_Your task:_ Collect all lines from the records below that include the word "items".

_Records for processing:_
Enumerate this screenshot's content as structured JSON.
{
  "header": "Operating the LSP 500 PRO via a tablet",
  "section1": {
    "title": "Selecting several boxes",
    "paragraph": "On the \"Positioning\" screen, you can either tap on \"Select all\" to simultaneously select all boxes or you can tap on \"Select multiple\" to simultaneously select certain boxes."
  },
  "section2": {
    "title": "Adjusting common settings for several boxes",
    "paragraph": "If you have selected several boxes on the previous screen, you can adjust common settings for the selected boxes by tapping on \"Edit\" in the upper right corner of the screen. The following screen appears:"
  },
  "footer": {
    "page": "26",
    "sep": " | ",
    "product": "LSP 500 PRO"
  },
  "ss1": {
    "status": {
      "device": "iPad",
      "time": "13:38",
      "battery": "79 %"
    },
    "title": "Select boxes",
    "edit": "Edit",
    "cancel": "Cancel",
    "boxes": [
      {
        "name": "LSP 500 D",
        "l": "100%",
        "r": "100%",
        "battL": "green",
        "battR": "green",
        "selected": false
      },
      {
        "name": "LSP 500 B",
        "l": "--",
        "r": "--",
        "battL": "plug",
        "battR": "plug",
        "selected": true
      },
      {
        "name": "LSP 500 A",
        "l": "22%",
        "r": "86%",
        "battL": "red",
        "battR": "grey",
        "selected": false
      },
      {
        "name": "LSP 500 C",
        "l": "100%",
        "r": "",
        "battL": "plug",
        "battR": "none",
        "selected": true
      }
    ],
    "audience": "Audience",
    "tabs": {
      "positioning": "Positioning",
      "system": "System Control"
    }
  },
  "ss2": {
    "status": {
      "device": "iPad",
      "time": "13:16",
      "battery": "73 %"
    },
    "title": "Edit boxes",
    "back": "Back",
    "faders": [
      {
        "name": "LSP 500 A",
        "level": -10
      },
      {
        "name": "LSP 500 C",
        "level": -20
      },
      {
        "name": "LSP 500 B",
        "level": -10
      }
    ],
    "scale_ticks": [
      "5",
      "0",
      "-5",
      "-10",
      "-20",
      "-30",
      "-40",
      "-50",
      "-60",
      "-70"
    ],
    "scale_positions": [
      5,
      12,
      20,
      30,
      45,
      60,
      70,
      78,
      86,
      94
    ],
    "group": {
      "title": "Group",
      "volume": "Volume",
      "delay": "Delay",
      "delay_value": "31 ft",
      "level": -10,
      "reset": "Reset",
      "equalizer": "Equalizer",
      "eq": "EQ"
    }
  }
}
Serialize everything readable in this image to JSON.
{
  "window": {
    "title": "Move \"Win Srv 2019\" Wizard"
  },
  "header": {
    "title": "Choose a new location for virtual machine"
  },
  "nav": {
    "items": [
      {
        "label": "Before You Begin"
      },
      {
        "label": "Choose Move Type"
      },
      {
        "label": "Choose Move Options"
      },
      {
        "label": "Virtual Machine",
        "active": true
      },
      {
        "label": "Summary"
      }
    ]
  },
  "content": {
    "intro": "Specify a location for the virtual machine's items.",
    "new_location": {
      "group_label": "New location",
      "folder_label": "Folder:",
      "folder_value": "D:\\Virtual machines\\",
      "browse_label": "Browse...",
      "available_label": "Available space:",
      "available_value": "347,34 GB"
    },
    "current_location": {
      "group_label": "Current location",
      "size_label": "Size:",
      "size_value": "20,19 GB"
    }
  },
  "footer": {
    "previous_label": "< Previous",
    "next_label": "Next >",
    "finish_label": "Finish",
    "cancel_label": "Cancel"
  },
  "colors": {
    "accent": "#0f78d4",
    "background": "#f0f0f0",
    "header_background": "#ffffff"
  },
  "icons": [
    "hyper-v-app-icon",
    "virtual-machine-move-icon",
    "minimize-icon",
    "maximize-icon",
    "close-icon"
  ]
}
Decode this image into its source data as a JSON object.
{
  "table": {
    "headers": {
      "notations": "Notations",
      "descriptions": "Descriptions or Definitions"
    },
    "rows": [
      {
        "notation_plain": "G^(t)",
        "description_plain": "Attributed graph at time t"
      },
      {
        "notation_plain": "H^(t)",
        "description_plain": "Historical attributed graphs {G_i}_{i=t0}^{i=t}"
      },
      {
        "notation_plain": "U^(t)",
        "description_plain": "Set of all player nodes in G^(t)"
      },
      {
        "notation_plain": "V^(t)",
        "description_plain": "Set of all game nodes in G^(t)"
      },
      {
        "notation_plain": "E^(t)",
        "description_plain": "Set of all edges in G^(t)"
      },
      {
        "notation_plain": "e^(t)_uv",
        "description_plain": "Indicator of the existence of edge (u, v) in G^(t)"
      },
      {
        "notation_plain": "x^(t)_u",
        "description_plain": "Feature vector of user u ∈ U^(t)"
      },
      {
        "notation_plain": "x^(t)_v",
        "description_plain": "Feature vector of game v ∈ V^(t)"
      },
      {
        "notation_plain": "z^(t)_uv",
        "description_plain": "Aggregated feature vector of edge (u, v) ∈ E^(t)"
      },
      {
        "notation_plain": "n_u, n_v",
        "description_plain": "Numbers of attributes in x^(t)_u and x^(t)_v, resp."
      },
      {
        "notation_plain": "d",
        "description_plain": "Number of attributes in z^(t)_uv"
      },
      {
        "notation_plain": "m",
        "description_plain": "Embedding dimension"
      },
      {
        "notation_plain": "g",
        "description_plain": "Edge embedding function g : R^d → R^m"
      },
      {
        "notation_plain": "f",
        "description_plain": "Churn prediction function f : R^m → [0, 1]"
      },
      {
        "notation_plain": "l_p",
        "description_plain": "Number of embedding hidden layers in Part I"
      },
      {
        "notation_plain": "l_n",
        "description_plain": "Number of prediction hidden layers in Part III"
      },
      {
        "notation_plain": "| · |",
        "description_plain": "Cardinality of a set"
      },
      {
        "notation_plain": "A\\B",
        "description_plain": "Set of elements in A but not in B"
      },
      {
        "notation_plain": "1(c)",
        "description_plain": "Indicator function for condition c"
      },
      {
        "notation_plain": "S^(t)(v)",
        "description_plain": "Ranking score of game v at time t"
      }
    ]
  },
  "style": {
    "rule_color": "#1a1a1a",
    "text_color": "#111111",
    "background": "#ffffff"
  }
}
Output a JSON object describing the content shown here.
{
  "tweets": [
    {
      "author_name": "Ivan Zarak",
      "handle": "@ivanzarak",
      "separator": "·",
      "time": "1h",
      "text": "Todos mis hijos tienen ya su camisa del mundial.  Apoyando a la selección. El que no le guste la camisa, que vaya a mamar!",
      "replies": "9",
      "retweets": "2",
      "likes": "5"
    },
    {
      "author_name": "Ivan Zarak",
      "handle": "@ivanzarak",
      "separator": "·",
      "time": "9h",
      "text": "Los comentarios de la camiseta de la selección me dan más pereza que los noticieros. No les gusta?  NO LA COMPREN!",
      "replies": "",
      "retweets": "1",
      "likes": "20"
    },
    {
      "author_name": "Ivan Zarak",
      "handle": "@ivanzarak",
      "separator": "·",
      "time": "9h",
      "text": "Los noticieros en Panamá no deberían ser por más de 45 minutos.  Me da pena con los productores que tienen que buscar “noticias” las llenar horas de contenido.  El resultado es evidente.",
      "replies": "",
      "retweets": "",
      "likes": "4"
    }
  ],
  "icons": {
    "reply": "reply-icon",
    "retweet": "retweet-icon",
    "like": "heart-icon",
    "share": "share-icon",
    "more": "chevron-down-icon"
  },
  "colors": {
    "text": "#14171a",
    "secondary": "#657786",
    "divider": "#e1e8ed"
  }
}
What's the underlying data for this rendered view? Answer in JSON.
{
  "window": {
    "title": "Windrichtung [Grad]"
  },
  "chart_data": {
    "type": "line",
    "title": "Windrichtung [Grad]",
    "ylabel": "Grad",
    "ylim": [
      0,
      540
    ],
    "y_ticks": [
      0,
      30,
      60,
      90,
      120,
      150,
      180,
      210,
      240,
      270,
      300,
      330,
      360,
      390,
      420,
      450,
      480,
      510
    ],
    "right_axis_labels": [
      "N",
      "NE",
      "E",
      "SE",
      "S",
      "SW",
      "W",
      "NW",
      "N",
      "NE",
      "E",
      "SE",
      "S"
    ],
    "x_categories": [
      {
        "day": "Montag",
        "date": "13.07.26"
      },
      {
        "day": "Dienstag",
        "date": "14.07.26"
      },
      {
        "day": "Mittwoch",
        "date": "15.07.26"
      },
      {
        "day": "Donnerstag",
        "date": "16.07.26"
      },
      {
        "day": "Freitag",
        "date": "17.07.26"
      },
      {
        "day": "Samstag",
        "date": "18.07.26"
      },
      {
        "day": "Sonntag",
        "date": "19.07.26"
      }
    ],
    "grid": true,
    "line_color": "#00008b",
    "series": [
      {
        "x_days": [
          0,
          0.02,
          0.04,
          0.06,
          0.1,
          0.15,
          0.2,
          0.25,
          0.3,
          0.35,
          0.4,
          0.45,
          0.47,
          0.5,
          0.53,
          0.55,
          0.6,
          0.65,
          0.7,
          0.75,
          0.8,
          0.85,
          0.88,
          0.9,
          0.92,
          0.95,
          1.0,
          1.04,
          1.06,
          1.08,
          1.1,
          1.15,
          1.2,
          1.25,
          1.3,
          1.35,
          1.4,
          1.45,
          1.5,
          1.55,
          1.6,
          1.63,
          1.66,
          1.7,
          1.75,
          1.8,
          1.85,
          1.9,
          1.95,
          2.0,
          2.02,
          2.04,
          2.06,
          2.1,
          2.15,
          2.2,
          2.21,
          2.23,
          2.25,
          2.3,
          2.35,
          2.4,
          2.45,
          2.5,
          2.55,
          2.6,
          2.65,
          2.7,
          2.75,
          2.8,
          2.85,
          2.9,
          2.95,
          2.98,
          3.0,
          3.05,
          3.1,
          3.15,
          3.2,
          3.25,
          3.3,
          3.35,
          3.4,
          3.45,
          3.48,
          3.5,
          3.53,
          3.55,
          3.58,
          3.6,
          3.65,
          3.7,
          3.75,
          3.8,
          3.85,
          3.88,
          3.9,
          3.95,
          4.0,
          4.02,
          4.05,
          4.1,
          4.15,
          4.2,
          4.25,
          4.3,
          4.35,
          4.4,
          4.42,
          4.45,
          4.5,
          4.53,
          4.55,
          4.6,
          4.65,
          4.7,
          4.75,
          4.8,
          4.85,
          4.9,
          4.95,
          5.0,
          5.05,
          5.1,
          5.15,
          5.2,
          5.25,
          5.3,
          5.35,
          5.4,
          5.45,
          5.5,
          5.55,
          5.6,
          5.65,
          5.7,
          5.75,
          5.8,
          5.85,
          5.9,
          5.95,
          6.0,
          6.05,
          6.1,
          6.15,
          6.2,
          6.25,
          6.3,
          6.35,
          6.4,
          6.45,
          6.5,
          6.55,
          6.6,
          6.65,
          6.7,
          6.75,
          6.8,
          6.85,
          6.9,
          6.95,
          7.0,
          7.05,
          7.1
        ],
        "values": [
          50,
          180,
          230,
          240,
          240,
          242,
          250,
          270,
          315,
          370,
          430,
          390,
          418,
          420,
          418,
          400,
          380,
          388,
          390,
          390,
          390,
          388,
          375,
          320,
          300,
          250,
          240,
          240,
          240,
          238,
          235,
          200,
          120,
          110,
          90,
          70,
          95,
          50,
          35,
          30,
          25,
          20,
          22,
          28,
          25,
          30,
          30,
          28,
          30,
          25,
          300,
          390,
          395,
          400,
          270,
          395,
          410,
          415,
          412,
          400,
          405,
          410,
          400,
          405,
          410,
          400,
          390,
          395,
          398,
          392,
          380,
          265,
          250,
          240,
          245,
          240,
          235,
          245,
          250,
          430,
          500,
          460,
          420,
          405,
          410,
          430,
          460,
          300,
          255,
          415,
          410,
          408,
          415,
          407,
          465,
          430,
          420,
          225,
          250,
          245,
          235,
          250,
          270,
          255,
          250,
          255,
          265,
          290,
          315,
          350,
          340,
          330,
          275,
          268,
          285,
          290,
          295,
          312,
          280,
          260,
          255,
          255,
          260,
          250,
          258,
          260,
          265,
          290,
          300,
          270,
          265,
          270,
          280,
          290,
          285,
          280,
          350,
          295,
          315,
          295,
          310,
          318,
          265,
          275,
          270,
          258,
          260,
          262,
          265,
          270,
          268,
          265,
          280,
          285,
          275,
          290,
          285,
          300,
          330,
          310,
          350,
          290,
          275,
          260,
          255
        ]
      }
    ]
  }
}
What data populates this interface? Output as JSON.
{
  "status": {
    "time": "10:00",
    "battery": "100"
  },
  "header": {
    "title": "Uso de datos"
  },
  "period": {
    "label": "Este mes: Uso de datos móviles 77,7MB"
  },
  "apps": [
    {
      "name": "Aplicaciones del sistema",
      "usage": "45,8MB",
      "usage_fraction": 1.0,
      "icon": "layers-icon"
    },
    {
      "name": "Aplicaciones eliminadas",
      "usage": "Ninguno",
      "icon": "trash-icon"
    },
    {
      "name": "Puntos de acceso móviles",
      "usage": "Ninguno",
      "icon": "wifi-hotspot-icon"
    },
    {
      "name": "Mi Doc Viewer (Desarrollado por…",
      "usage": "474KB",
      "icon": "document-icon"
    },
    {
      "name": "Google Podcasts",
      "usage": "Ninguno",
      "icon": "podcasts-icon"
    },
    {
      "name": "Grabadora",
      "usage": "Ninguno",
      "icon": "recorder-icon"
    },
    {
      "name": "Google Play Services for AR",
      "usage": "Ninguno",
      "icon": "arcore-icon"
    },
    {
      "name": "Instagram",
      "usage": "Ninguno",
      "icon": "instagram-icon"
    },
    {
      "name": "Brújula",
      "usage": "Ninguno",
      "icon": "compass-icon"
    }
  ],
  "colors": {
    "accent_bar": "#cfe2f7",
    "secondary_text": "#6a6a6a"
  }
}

_Expected output:_
    "items": [
    "intro": "Specify a location for the virtual machine's items.",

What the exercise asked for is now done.